A run of records:
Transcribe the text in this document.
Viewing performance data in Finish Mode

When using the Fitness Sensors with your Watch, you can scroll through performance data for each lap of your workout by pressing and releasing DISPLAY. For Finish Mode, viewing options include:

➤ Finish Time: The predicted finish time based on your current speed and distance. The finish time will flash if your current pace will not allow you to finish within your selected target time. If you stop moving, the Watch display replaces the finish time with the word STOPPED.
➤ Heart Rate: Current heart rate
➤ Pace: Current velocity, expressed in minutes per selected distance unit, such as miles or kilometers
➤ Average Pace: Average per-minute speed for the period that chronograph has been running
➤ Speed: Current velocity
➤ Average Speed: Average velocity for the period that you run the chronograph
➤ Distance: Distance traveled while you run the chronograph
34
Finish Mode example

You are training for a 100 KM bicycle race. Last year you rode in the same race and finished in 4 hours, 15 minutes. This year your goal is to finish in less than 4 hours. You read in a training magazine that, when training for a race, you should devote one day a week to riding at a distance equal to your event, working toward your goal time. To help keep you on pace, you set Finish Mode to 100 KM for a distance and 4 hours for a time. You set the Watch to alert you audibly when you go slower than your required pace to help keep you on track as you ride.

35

• Instructions to follow: Pull out every line of the records above that contains the word "velocity".

• Final result:
➤ Pace: Current velocity, expressed in minutes per selected distance unit, such as miles or kilometers
➤ Speed: Current velocity
➤ Average Speed: Average velocity for the period that you run the chronograph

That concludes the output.